> Set exercise:
Each line that holds the string "teplota" counts once; say how many such lines there are and add nothing.

-=-=-

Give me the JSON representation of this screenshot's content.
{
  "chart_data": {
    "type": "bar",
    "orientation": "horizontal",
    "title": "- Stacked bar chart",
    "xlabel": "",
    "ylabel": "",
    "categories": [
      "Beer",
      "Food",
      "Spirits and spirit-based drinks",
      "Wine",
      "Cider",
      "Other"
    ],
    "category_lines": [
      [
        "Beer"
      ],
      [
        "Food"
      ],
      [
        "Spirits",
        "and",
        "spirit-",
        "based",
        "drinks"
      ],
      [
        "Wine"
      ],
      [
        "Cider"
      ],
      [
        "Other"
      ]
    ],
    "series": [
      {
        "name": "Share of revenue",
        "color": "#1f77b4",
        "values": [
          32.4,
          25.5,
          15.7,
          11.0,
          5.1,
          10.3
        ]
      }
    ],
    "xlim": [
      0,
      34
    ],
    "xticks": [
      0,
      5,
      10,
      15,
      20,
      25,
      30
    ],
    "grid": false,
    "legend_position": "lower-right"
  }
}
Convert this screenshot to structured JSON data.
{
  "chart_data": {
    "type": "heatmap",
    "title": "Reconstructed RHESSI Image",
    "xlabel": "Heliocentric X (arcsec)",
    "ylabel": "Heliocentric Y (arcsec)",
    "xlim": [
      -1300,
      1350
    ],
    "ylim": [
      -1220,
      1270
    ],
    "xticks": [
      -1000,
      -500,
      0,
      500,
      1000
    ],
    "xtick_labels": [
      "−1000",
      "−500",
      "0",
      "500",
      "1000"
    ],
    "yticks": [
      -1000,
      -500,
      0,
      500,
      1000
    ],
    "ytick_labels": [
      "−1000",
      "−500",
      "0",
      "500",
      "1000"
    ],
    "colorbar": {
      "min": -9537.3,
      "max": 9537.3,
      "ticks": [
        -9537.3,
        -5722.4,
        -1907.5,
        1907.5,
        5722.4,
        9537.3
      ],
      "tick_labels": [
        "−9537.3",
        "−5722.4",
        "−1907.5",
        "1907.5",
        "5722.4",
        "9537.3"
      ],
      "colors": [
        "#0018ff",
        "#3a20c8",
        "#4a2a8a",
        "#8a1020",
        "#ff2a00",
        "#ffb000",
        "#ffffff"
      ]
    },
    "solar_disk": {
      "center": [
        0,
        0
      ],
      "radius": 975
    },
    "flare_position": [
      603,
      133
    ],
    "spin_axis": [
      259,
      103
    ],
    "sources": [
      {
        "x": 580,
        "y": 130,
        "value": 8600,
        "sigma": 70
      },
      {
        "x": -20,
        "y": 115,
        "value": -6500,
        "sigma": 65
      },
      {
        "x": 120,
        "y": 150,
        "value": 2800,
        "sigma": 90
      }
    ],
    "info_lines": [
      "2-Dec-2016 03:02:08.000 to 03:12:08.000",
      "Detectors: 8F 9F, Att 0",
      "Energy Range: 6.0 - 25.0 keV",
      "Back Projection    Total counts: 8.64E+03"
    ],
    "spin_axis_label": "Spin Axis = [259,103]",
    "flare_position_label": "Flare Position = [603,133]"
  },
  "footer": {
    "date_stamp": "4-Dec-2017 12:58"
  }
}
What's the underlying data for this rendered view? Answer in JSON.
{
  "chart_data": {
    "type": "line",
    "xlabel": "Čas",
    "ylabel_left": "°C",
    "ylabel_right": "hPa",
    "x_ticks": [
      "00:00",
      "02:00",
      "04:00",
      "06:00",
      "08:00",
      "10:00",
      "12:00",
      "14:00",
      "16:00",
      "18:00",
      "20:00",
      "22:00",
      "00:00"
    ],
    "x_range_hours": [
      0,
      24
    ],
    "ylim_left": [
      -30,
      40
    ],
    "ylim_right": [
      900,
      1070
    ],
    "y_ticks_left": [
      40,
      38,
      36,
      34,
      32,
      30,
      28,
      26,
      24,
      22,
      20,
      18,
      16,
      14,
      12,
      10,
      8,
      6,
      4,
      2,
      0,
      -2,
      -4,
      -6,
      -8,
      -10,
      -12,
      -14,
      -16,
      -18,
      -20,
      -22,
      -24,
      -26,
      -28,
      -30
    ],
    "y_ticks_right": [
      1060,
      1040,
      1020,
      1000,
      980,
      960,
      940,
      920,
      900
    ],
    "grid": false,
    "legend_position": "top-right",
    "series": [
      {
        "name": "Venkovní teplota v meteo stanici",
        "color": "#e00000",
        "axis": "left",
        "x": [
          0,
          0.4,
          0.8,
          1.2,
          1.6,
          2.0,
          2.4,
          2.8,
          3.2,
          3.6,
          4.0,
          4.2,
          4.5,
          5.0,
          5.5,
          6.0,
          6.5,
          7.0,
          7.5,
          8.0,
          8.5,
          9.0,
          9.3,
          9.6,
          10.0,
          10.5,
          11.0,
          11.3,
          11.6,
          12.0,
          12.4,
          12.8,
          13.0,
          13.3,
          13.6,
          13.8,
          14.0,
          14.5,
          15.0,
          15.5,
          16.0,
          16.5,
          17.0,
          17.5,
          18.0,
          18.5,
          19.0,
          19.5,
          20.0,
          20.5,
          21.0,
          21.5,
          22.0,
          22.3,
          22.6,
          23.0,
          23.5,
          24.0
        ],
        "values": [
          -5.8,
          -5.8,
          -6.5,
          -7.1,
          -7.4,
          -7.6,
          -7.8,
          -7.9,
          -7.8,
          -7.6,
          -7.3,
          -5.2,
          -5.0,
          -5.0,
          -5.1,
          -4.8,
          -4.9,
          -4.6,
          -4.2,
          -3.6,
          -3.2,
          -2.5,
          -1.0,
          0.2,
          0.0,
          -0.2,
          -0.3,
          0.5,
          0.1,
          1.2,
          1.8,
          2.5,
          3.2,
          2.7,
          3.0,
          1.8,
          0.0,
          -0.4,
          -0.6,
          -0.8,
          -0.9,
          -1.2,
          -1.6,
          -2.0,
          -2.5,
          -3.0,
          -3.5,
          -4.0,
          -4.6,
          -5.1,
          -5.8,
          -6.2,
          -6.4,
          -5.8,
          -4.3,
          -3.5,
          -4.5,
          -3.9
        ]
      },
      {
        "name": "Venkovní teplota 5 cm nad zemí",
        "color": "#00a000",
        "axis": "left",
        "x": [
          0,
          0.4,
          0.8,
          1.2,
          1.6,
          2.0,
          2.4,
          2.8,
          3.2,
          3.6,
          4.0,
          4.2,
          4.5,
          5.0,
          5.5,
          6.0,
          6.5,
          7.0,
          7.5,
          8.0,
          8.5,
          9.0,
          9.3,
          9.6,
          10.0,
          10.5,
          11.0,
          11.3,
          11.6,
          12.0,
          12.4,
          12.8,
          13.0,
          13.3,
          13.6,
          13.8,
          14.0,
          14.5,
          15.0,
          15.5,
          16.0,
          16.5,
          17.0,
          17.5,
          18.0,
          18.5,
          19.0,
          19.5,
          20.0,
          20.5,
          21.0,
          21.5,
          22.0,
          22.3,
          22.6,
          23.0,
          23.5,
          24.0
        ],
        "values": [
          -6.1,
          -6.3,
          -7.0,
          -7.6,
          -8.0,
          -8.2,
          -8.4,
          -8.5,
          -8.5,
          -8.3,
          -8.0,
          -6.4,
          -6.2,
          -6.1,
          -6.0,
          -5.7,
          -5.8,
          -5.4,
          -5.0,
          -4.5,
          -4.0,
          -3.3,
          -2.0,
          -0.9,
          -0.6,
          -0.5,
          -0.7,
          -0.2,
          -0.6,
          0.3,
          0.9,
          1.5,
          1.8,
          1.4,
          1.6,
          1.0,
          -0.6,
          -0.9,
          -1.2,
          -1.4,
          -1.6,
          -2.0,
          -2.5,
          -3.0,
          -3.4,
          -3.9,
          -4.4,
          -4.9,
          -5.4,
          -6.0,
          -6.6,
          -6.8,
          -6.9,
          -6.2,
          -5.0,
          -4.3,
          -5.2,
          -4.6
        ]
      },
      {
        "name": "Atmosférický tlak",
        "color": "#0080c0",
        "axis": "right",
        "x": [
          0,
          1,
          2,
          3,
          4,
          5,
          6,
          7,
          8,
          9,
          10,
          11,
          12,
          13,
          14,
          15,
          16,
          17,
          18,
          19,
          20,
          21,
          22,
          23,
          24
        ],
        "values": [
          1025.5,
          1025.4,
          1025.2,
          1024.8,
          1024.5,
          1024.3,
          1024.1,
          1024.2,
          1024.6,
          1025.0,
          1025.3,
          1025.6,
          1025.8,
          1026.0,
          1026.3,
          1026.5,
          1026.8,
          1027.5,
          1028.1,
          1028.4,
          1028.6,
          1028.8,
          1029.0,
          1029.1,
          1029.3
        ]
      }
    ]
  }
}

-=-=-

> In response:
2